▶ MATERIAL SHOWN:
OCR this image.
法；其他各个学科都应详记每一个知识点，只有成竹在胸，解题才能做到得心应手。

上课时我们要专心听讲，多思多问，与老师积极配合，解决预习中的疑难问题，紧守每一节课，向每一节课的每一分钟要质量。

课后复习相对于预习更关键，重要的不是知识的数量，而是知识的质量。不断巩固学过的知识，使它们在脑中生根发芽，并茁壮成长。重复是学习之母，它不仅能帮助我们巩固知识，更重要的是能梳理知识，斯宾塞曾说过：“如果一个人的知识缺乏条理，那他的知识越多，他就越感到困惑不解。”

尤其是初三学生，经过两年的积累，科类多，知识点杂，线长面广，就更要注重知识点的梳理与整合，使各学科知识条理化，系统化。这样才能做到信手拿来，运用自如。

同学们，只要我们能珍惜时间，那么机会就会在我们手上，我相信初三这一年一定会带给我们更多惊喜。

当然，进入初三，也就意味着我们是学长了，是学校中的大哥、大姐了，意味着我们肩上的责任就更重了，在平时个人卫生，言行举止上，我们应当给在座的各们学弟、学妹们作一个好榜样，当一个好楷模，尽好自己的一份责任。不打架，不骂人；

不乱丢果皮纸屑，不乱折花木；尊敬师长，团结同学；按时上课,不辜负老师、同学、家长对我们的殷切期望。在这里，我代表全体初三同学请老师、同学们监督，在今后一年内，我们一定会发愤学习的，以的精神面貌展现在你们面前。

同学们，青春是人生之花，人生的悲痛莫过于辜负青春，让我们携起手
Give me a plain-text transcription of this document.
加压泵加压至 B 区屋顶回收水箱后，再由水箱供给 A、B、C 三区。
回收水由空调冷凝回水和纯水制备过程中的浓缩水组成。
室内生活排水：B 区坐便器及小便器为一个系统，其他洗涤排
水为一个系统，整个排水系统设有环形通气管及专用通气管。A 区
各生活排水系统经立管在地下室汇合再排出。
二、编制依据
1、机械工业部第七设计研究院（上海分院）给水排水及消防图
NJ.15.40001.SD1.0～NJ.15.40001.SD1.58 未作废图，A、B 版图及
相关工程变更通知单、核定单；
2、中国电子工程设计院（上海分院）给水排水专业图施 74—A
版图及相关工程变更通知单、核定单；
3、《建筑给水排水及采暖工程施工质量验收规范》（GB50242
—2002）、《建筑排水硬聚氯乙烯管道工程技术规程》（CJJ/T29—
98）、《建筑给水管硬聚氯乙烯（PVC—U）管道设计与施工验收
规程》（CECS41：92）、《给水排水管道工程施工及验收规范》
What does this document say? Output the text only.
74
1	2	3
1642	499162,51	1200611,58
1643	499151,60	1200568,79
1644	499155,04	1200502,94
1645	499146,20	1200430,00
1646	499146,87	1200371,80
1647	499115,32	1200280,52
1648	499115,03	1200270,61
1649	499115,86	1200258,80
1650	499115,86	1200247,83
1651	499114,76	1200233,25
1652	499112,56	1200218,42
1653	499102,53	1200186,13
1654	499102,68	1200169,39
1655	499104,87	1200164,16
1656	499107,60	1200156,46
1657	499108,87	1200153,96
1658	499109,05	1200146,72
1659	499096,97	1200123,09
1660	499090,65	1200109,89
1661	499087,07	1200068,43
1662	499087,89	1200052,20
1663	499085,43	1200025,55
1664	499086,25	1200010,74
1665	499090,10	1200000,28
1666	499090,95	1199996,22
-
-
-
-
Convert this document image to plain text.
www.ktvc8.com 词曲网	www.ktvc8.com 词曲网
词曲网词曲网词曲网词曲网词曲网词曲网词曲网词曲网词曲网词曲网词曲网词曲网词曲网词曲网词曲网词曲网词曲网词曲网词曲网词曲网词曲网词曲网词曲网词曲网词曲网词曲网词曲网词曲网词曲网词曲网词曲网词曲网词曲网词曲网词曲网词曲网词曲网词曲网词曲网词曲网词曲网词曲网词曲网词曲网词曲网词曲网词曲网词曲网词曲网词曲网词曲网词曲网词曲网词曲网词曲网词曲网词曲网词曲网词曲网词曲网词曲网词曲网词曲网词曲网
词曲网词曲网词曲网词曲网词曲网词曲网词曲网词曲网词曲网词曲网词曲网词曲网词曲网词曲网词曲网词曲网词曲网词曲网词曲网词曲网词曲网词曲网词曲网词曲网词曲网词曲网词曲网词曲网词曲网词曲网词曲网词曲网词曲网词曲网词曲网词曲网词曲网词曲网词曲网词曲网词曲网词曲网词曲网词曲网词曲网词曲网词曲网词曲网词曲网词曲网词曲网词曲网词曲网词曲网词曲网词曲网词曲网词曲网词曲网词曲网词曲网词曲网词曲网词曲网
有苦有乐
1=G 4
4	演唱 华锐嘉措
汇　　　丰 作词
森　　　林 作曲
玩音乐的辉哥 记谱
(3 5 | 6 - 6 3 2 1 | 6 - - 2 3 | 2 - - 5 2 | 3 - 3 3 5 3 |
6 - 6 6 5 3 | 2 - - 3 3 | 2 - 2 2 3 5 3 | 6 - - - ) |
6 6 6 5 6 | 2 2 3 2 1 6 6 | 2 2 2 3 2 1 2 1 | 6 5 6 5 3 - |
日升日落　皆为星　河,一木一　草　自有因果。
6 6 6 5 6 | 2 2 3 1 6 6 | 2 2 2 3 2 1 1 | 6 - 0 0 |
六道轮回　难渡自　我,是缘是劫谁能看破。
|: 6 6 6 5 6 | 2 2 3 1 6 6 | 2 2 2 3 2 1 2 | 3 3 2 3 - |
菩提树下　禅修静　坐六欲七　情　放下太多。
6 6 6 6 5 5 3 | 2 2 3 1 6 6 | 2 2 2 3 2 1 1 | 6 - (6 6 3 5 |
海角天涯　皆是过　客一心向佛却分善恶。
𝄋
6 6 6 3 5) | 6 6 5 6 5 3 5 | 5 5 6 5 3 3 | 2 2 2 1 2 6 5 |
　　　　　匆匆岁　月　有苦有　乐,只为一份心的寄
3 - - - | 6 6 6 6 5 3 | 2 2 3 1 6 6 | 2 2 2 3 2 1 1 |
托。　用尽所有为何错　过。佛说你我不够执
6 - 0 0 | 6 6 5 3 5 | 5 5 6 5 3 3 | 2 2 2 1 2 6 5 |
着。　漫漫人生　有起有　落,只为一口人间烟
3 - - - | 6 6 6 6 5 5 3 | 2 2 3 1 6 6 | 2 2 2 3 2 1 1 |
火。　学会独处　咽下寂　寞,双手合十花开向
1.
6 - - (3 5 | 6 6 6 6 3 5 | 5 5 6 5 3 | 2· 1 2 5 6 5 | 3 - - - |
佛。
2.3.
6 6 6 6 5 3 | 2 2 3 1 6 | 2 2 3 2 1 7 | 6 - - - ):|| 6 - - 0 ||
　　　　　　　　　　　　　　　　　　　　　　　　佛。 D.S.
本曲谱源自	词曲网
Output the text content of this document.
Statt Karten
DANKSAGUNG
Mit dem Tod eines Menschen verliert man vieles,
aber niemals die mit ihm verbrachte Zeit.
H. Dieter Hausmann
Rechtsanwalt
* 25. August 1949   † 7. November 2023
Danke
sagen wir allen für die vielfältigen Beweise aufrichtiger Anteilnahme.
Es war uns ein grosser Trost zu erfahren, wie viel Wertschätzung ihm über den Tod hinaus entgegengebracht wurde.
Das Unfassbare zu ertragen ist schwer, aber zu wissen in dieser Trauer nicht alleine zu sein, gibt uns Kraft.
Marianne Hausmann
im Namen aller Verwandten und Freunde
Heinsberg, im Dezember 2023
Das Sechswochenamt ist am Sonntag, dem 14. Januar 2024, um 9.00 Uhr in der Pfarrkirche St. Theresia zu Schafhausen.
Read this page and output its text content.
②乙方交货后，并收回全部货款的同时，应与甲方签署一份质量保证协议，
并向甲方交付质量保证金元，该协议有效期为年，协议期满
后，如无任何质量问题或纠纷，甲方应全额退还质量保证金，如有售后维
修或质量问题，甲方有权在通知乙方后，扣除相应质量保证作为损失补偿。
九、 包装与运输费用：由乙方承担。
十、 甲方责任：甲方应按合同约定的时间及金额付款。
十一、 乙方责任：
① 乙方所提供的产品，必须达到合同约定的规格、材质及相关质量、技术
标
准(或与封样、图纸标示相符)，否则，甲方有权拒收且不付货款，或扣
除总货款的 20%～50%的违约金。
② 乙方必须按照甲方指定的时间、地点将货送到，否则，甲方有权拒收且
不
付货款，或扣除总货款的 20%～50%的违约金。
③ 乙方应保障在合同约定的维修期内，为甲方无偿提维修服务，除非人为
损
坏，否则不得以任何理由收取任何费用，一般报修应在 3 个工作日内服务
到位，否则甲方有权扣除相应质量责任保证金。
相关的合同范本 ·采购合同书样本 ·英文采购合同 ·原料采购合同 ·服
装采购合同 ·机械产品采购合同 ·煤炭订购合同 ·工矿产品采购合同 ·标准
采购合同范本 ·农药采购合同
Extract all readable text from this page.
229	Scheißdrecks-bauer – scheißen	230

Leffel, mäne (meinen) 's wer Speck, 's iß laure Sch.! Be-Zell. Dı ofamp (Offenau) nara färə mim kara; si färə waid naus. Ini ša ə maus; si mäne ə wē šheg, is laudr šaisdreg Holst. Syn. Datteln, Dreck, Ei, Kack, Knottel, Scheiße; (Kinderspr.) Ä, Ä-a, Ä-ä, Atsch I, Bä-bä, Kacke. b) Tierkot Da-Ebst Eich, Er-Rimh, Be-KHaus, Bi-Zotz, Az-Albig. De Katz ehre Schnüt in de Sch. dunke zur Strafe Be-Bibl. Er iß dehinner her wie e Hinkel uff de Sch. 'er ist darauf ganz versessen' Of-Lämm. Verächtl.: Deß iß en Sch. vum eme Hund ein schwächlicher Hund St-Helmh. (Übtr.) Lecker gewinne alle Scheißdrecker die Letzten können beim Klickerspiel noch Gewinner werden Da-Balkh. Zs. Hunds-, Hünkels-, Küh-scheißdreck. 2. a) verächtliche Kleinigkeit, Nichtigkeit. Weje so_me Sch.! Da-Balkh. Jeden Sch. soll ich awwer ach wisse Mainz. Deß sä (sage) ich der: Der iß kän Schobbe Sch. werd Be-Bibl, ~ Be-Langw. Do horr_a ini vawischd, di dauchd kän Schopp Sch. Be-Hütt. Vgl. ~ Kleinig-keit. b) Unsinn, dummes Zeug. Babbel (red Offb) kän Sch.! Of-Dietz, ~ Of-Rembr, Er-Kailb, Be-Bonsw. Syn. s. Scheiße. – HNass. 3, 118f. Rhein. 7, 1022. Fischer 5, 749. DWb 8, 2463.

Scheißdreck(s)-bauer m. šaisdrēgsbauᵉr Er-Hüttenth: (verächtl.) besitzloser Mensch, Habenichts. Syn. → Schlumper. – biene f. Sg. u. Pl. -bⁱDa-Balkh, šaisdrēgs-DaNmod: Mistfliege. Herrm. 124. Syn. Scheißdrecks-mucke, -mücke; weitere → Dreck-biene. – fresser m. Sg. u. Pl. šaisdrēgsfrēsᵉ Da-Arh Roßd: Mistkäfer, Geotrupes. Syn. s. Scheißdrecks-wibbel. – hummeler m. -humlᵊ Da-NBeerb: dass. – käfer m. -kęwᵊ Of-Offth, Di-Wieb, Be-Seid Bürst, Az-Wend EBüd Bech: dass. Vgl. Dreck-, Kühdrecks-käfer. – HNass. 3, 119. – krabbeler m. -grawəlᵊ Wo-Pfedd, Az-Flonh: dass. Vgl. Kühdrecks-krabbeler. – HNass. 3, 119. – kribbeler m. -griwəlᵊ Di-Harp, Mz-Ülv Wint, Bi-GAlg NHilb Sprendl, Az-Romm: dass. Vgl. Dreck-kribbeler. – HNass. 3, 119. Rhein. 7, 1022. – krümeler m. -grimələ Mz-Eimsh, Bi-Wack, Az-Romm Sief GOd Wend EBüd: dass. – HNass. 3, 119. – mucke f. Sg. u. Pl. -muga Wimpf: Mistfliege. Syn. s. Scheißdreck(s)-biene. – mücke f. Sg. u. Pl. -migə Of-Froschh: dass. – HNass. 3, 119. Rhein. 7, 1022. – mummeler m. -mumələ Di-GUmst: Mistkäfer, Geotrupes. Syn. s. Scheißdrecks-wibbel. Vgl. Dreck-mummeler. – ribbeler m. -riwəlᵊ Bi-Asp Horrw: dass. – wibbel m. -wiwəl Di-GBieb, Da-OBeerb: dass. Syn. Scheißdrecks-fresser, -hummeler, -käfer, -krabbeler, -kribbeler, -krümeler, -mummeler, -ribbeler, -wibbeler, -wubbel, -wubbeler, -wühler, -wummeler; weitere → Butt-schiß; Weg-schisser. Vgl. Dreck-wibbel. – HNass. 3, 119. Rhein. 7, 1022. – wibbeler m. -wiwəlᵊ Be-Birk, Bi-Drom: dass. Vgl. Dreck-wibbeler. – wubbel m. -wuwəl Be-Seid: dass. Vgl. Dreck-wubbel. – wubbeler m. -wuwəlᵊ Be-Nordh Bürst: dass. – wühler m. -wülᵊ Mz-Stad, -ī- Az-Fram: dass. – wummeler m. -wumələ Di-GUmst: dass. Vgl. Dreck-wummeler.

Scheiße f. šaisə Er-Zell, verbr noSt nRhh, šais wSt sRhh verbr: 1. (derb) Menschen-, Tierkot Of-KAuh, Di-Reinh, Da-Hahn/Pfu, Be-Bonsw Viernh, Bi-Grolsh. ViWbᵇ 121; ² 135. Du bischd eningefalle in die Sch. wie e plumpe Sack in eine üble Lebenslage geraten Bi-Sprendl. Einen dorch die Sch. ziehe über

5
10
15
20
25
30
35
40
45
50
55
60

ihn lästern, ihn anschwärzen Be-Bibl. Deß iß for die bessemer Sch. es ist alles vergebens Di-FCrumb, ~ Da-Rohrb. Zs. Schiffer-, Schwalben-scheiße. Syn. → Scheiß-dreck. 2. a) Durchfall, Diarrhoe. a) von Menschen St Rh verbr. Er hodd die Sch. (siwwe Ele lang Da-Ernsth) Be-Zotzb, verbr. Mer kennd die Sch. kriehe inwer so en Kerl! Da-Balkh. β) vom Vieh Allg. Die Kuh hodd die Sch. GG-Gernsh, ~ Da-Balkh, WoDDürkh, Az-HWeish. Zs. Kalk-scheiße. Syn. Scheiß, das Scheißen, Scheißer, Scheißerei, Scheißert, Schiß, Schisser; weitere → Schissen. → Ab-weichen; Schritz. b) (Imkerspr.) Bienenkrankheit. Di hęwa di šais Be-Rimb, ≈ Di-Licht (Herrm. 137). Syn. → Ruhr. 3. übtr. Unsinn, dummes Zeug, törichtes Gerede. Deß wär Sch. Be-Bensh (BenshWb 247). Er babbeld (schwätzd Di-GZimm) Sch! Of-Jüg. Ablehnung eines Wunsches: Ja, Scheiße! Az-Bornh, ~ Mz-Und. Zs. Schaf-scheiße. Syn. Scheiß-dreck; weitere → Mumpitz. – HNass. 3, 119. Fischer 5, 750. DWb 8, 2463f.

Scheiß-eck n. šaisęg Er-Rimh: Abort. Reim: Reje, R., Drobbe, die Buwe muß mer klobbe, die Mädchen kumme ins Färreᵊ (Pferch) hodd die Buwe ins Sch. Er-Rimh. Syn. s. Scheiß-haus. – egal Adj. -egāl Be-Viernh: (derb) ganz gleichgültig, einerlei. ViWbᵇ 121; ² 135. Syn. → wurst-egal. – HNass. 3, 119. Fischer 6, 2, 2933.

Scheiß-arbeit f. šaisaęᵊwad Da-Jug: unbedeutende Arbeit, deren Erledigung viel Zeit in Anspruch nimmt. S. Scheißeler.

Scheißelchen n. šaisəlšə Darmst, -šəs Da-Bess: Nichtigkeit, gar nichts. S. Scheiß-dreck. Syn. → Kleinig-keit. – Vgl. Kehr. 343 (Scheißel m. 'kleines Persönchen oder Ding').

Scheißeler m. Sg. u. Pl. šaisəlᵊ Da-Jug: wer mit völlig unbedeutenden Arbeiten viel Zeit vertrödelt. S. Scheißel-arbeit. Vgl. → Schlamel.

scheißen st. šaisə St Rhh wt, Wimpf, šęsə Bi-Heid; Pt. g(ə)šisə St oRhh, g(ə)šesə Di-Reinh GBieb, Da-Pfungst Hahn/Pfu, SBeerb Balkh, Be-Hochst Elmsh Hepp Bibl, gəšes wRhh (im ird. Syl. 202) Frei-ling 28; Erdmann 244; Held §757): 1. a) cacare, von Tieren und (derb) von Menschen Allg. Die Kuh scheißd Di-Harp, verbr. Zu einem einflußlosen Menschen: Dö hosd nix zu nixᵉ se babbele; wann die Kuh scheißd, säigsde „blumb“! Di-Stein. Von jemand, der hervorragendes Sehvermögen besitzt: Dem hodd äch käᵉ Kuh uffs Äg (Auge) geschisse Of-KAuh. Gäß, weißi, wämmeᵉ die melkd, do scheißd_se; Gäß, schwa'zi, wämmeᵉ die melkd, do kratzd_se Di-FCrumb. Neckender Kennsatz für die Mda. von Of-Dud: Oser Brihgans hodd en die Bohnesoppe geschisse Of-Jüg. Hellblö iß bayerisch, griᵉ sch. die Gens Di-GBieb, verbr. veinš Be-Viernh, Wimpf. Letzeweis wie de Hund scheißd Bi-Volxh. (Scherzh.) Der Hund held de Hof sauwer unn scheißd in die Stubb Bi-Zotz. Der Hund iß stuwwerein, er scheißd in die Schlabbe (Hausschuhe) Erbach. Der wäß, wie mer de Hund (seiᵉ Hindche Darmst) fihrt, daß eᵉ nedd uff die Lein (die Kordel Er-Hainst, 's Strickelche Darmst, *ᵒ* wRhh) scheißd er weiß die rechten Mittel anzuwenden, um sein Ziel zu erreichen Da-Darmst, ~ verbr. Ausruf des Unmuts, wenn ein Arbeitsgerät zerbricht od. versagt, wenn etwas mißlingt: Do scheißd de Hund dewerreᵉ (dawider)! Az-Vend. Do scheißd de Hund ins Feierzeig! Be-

▶ PROMPT:
Across the entries, how many lines contain "content"? Reply with the number only.

▶ SOLUTION FOR THIS TASK:
2